┌─ Data provided
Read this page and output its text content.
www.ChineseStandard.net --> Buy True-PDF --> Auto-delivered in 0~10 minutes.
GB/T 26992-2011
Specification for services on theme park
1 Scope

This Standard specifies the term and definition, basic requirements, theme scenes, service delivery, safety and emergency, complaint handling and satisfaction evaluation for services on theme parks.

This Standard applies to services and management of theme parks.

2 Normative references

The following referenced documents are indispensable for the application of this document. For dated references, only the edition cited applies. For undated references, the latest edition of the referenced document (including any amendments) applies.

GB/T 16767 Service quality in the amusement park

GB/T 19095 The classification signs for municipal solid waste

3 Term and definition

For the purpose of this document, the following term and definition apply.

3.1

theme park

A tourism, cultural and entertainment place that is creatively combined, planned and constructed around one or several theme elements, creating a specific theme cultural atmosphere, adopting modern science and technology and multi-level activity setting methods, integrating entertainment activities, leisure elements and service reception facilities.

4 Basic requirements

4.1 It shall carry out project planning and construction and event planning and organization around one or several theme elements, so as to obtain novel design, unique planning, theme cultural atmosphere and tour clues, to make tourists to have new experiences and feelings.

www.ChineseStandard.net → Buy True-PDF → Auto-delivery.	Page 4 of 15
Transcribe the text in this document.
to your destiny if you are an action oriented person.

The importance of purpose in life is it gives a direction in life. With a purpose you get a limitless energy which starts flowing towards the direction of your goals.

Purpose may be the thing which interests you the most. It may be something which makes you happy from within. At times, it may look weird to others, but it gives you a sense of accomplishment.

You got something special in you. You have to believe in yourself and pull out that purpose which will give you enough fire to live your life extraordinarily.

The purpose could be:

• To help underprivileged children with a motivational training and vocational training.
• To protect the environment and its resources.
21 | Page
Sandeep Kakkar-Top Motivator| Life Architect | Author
└─
> **What you should do**
Write only the number of lines in the records that include the word "ChineseStandard".

> **Solution for this exercise**
2